**SOURCE RECORDS**

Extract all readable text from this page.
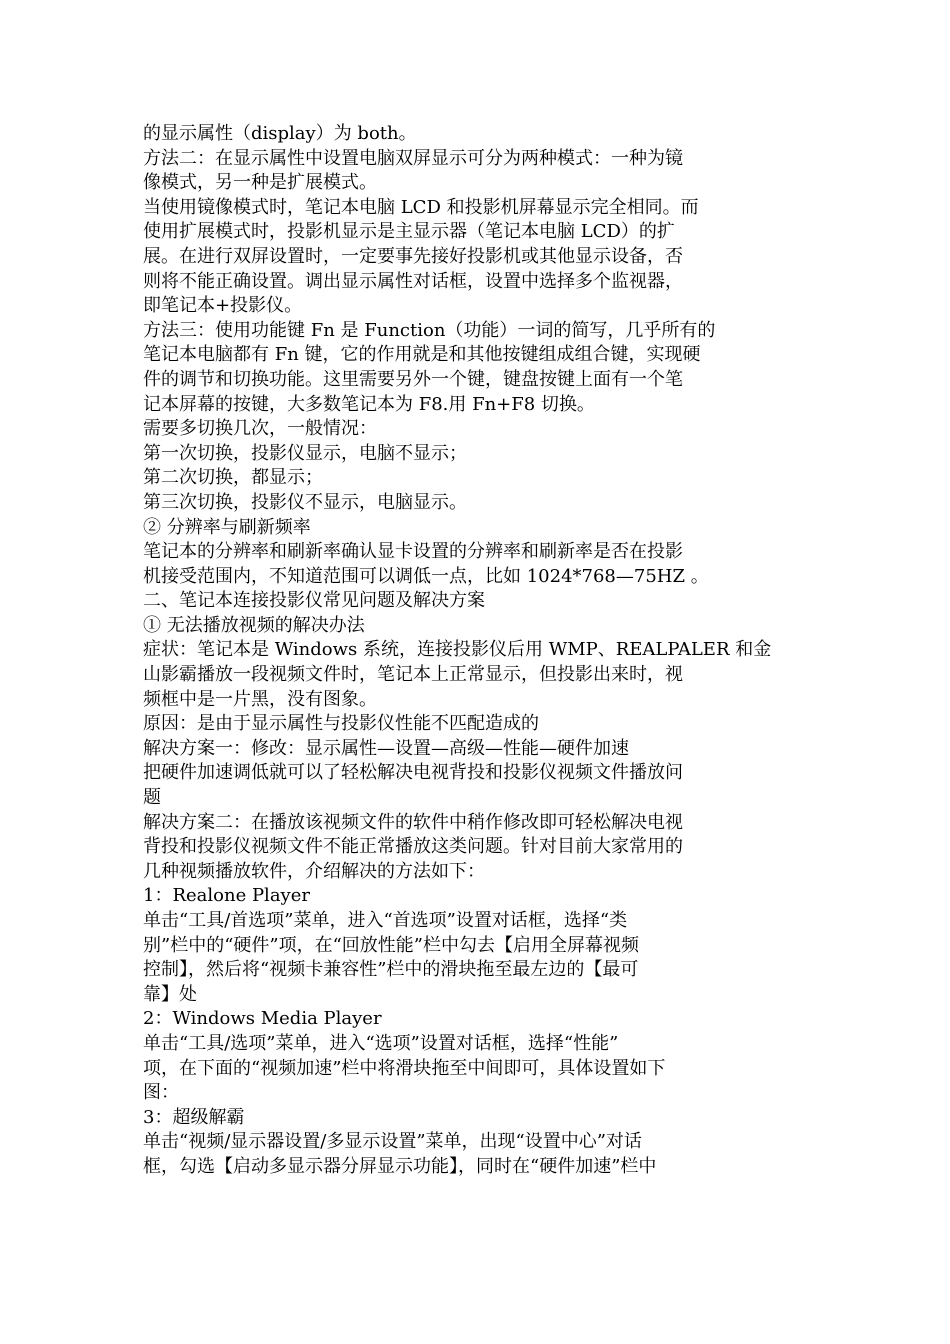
的显示属性（display）为 both。
方法二：在显示属性中设置电脑双屏显示可分为两种模式：一种为镜
像模式，另一种是扩展模式。
当使用镜像模式时，笔记本电脑 LCD 和投影机屏幕显示完全相同。而
使用扩展模式时，投影机显示是主显示器（笔记本电脑 LCD）的扩
展。在进行双屏设置时，一定要事先接好投影机或其他显示设备，否
则将不能正确设置。调出显示属性对话框，设置中选择多个监视器，
即笔记本+投影仪。
方法三：使用功能键 Fn 是 Function（功能）一词的简写，几乎所有的
笔记本电脑都有 Fn 键，它的作用就是和其他按键组成组合键，实现硬
件的调节和切换功能。这里需要另外一个键，键盘按键上面有一个笔
记本屏幕的按键，大多数笔记本为 F8.用 Fn+F8 切换。
需要多切换几次，一般情况：
第一次切换，投影仪显示，电脑不显示；
第二次切换，都显示；
第三次切换，投影仪不显示，电脑显示。
② 分辨率与刷新频率
笔记本的分辨率和刷新率确认显卡设置的分辨率和刷新率是否在投影
机接受范围内，不知道范围可以调低一点，比如 1024*768—75HZ 。
二、笔记本连接投影仪常见问题及解决方案
① 无法播放视频的解决办法
症状：笔记本是 Windows 系统，连接投影仪后用 WMP、REALPALER 和金
山影霸播放一段视频文件时，笔记本上正常显示，但投影出来时，视
频框中是一片黑，没有图象。
原因：是由于显示属性与投影仪性能不匹配造成的
解决方案一：修改：显示属性—设置—高级—性能—硬件加速
把硬件加速调低就可以了轻松解决电视背投和投影仪视频文件播放问
题
解决方案二：在播放该视频文件的软件中稍作修改即可轻松解决电视
背投和投影仪视频文件不能正常播放这类问题。针对目前大家常用的
几种视频播放软件，介绍解决的方法如下：
1：Realone Player
单击“工具/首选项”菜单，进入“首选项”设置对话框，选择“类
别”栏中的“硬件”项，在“回放性能”栏中勾去【启用全屏幕视频
控制】，然后将“视频卡兼容性”栏中的滑块拖至最左边的【最可
靠】处
2：Windows Media Player
单击“工具/选项”菜单，进入“选项”设置对话框，选择“性能”
项，在下面的“视频加速”栏中将滑块拖至中间即可，具体设置如下
图：
3：超级解霸
单击“视频/显示器设置/多显示设置”菜单，出现“设置中心”对话
框，勾选【启动多显示器分屏显示功能】，同时在“硬件加速”栏中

**STATED TASK**
Above are records with pictures; repeat the records exactly and leave the pictures out.

**RESULT OF THIS TASK**
Extract all readable text from this page.
的显示属性（display）为 both。
方法二：在显示属性中设置电脑双屏显示可分为两种模式：一种为镜
像模式，另一种是扩展模式。
当使用镜像模式时，笔记本电脑 LCD 和投影机屏幕显示完全相同。而
使用扩展模式时，投影机显示是主显示器（笔记本电脑 LCD）的扩
展。在进行双屏设置时，一定要事先接好投影机或其他显示设备，否
则将不能正确设置。调出显示属性对话框，设置中选择多个监视器，
即笔记本+投影仪。
方法三：使用功能键 Fn 是 Function（功能）一词的简写，几乎所有的
笔记本电脑都有 Fn 键，它的作用就是和其他按键组成组合键，实现硬
件的调节和切换功能。这里需要另外一个键，键盘按键上面有一个笔
记本屏幕的按键，大多数笔记本为 F8.用 Fn+F8 切换。
需要多切换几次，一般情况：
第一次切换，投影仪显示，电脑不显示；
第二次切换，都显示；
第三次切换，投影仪不显示，电脑显示。
② 分辨率与刷新频率
笔记本的分辨率和刷新率确认显卡设置的分辨率和刷新率是否在投影
机接受范围内，不知道范围可以调低一点，比如 1024*768—75HZ 。
二、笔记本连接投影仪常见问题及解决方案
① 无法播放视频的解决办法
症状：笔记本是 Windows 系统，连接投影仪后用 WMP、REALPALER 和金
山影霸播放一段视频文件时，笔记本上正常显示，但投影出来时，视
频框中是一片黑，没有图象。
原因：是由于显示属性与投影仪性能不匹配造成的
解决方案一：修改：显示属性—设置—高级—性能—硬件加速
把硬件加速调低就可以了轻松解决电视背投和投影仪视频文件播放问
题
解决方案二：在播放该视频文件的软件中稍作修改即可轻松解决电视
背投和投影仪视频文件不能正常播放这类问题。针对目前大家常用的
几种视频播放软件，介绍解决的方法如下：
1：Realone Player
单击“工具/首选项”菜单，进入“首选项”设置对话框，选择“类
别”栏中的“硬件”项，在“回放性能”栏中勾去【启用全屏幕视频
控制】，然后将“视频卡兼容性”栏中的滑块拖至最左边的【最可
靠】处
2：Windows Media Player
单击“工具/选项”菜单，进入“选项”设置对话框，选择“性能”
项，在下面的“视频加速”栏中将滑块拖至中间即可，具体设置如下
图：
3：超级解霸
单击“视频/显示器设置/多显示设置”菜单，出现“设置中心”对话
框，勾选【启动多显示器分屏显示功能】，同时在“硬件加速”栏中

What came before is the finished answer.